Mas o JP resiste, “para quebrar o mar de gelo que há dentro de nós” paraenses!
A ESCRITA COMO RESISTÊNCIA AO PROCESSO KAFKIANO
No Tribunal, o
jornalista é confrontado com três poderes dominantes e emblemáticos no nosso
país: o latifúndio, a grande imprensa empresarial e o próprio poder judiciário
no que ele tem de perigoso, controverso e ameaçador no interior de si mesmo.
Nessa esfera de poder, sua escrita se faz arma de autodefesa na luta pela
preservação do jornal e da sua própria liberdade. Trata-se de uma escrita que
não cede, sim! inclusive porque não cede à pressão daquele tipo de leitor do JP
que, cansado da refrega, e não sem razão, já não quer mais saber daquilo que o
jornalista não pode deixar cair no esquecimento: o embate com os Maiorana, o
mais longo e difícil de todos, seja pelo embaraço que lhe causa o perfil do
acusador, os irmãos-dirigentes do jornal O Liberal onde o jornalista trabalhou
por quase duas décadas e lá fez amigos, seja pela estratégia cruel de punição
usada pelos mesmos: uma produção em série de ações judiciais estapafúrdias,
assentadas no pressuposto de um suposto “dano moral”, nunca efetivamente
demonstrado, jamais reconhecido pela sociedade e tampouco consensual na
numerosa família que abriga os acusadores-ditos-vítimas do jornalista.

INFORMAÇÕES FORNECIDAS -
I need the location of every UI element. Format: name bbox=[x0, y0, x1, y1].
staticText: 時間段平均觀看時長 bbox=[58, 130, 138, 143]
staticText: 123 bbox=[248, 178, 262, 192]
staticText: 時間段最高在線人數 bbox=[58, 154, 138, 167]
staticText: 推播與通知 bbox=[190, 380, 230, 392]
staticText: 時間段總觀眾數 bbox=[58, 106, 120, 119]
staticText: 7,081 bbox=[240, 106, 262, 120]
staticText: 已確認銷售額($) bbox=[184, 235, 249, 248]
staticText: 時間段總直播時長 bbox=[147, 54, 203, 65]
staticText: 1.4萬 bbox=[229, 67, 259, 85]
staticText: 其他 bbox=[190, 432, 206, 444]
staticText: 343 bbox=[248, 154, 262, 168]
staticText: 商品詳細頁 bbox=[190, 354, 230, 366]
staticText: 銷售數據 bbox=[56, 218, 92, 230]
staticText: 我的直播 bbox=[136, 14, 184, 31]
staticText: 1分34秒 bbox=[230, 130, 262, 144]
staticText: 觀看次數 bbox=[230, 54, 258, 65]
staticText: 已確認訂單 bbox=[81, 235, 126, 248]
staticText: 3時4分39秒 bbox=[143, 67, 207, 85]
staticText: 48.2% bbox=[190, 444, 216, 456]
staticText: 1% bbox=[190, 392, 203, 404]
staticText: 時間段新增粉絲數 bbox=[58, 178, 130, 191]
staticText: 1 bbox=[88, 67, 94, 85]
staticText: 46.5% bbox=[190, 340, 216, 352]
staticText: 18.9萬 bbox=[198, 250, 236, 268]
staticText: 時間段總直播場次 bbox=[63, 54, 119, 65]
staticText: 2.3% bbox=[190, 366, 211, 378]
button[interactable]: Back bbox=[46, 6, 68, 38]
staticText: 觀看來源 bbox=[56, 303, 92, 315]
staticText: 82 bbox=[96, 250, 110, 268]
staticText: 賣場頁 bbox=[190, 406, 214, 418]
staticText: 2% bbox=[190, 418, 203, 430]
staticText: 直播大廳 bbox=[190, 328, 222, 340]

EXERCÍCIO CURTO - Transcreva literalmente o trecho do texto sobre a escrita como resistência que começa em "A ESCRITA COMO" e termina em "de si mesmo.", incluindo ambos.

RESULTADO DA TAREFA -
A ESCRITA COMO RESISTÊNCIA AO PROCESSO KAFKIANO
No Tribunal, o
jornalista é confrontado com três poderes dominantes e emblemáticos no nosso
país: o latifúndio, a grande imprensa empresarial e o próprio poder judiciário
no que ele tem de perigoso, controverso e ameaçador no interior de si mesmo.